To do →
Apart from the images, repeat the data below exactly as written.

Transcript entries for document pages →
┏━━

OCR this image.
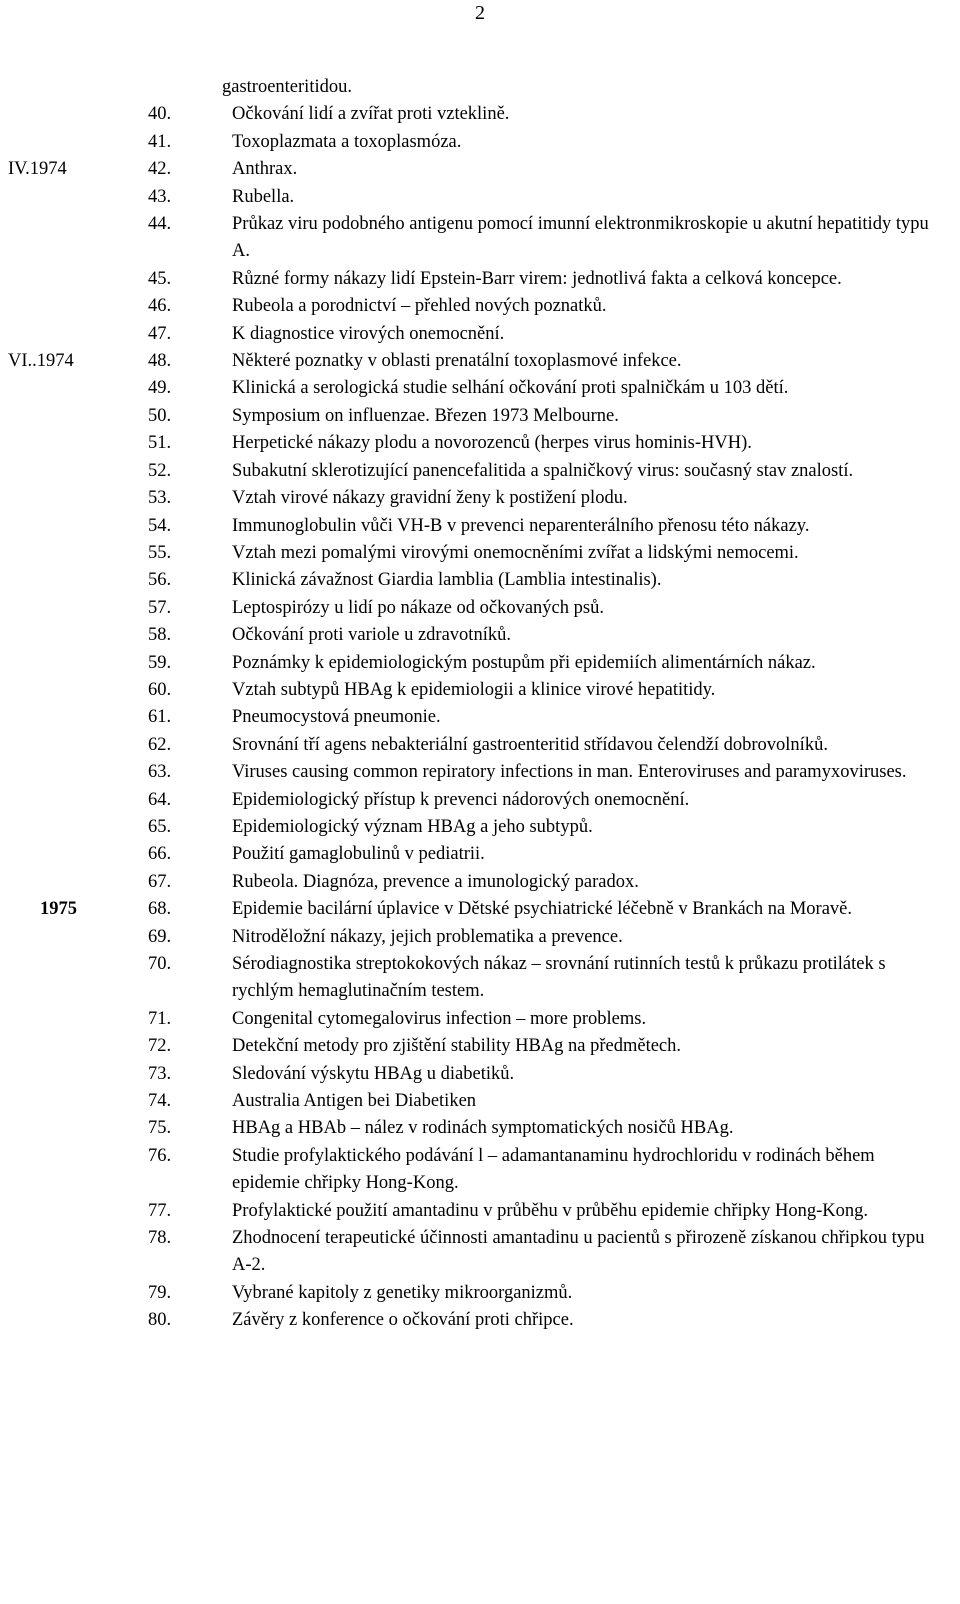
2
gastroenteritidou.
40.	Očkování lidí a zvířat proti vzteklině.
41.	Toxoplazmata a toxoplasmóza.
IV.1974	42.	Anthrax.
43.	Rubella.
44.	Průkaz viru podobného antigenu pomocí imunní elektronmikroskopie u akutní hepatitidy typu A.
45.	Různé formy nákazy lidí Epstein-Barr virem: jednotlivá fakta a celková koncepce.
46.	Rubeola a porodnictví – přehled nových poznatků.
47.	K diagnostice virových onemocnění.
VI..1974	48.	Některé poznatky v oblasti prenatální toxoplasmové infekce.
49.	Klinická a serologická studie selhání očkování proti spalničkám u 103 dětí.
50.	Symposium on influenzae. Březen 1973 Melbourne.
51.	Herpetické nákazy plodu a novorozenců (herpes virus hominis-HVH).
52.	Subakutní sklerotizující panencefalitida a spalničkový virus: současný stav znalostí.
53.	Vztah virové nákazy gravidní ženy k postižení plodu.
54.	Immunoglobulin vůči VH-B v prevenci neparenterálního přenosu této nákazy.
55.	Vztah mezi pomalými virovými onemocněními zvířat a lidskými nemocemi.
56.	Klinická závažnost Giardia lamblia (Lamblia intestinalis).
57.	Leptospirózy u lidí po nákaze od očkovaných psů.
58.	Očkování proti variole u zdravotníků.
59.	Poznámky k epidemiologickým postupům při epidemiích alimentárních nákaz.
60.	Vztah subtypů HBAg k epidemiologii a klinice virové hepatitidy.
61.	Pneumocystová pneumonie.
62.	Srovnání tří agens nebakteriální gastroenteritid střídavou čelendží dobrovolníků.
63.	Viruses causing common repiratory infections in man. Enteroviruses and paramyxoviruses.
64.	Epidemiologický přístup k prevenci nádorových onemocnění.
65.	Epidemiologický význam HBAg a jeho subtypů.
66.	Použití gamaglobulinů v pediatrii.
67.	Rubeola. Diagnóza, prevence a imunologický paradox.
1975	68.	Epidemie bacilární úplavice v Dětské psychiatrické léčebně v Brankách na Moravě.
69.	Nitroděložní nákazy, jejich problematika a prevence.
70.	Sérodiagnostika streptokokových nákaz – srovnání rutinních testů k průkazu protilátek s rychlým hemaglutinačním testem.
71.	Congenital cytomegalovirus infection – more problems.
72.	Detekční metody pro zjištění stability HBAg na předmětech.
73.	Sledování výskytu HBAg u diabetiků.
74.	Australia Antigen bei Diabetiken
75.	HBAg a HBAb – nález v rodinách symptomatických nosičů HBAg.
76.	Studie profylaktického podávání l – adamantanaminu hydrochloridu v rodinách během epidemie chřipky Hong-Kong.
77.	Profylaktické použití amantadinu v průběhu v průběhu epidemie chřipky Hong-Kong.
78.	Zhodnocení terapeutické účinnosti amantadinu u pacientů s přirozeně získanou chřipkou typu A-2.
79.	Vybrané kapitoly z genetiky mikroorganizmů.
80.	Závěry z konference o očkování proti chřipce.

┗━━

Result of this exercise →
OCR this image.
2
gastroenteritidou.
40.	Očkování lidí a zvířat proti vzteklině.
41.	Toxoplazmata a toxoplasmóza.
IV.1974	42.	Anthrax.
43.	Rubella.
44.	Průkaz viru podobného antigenu pomocí imunní elektronmikroskopie u akutní hepatitidy typu A.
45.	Různé formy nákazy lidí Epstein-Barr virem: jednotlivá fakta a celková koncepce.
46.	Rubeola a porodnictví – přehled nových poznatků.
47.	K diagnostice virových onemocnění.
VI..1974	48.	Některé poznatky v oblasti prenatální toxoplasmové infekce.
49.	Klinická a serologická studie selhání očkování proti spalničkám u 103 dětí.
50.	Symposium on influenzae. Březen 1973 Melbourne.
51.	Herpetické nákazy plodu a novorozenců (herpes virus hominis-HVH).
52.	Subakutní sklerotizující panencefalitida a spalničkový virus: současný stav znalostí.
53.	Vztah virové nákazy gravidní ženy k postižení plodu.
54.	Immunoglobulin vůči VH-B v prevenci neparenterálního přenosu této nákazy.
55.	Vztah mezi pomalými virovými onemocněními zvířat a lidskými nemocemi.
56.	Klinická závažnost Giardia lamblia (Lamblia intestinalis).
57.	Leptospirózy u lidí po nákaze od očkovaných psů.
58.	Očkování proti variole u zdravotníků.
59.	Poznámky k epidemiologickým postupům při epidemiích alimentárních nákaz.
60.	Vztah subtypů HBAg k epidemiologii a klinice virové hepatitidy.
61.	Pneumocystová pneumonie.
62.	Srovnání tří agens nebakteriální gastroenteritid střídavou čelendží dobrovolníků.
63.	Viruses causing common repiratory infections in man. Enteroviruses and paramyxoviruses.
64.	Epidemiologický přístup k prevenci nádorových onemocnění.
65.	Epidemiologický význam HBAg a jeho subtypů.
66.	Použití gamaglobulinů v pediatrii.
67.	Rubeola. Diagnóza, prevence a imunologický paradox.
1975	68.	Epidemie bacilární úplavice v Dětské psychiatrické léčebně v Brankách na Moravě.
69.	Nitroděložní nákazy, jejich problematika a prevence.
70.	Sérodiagnostika streptokokových nákaz – srovnání rutinních testů k průkazu protilátek s rychlým hemaglutinačním testem.
71.	Congenital cytomegalovirus infection – more problems.
72.	Detekční metody pro zjištění stability HBAg na předmětech.
73.	Sledování výskytu HBAg u diabetiků.
74.	Australia Antigen bei Diabetiken
75.	HBAg a HBAb – nález v rodinách symptomatických nosičů HBAg.
76.	Studie profylaktického podávání l – adamantanaminu hydrochloridu v rodinách během epidemie chřipky Hong-Kong.
77.	Profylaktické použití amantadinu v průběhu v průběhu epidemie chřipky Hong-Kong.
78.	Zhodnocení terapeutické účinnosti amantadinu u pacientů s přirozeně získanou chřipkou typu A-2.
79.	Vybrané kapitoly z genetiky mikroorganizmů.
80.	Závěry z konference o očkování proti chřipce.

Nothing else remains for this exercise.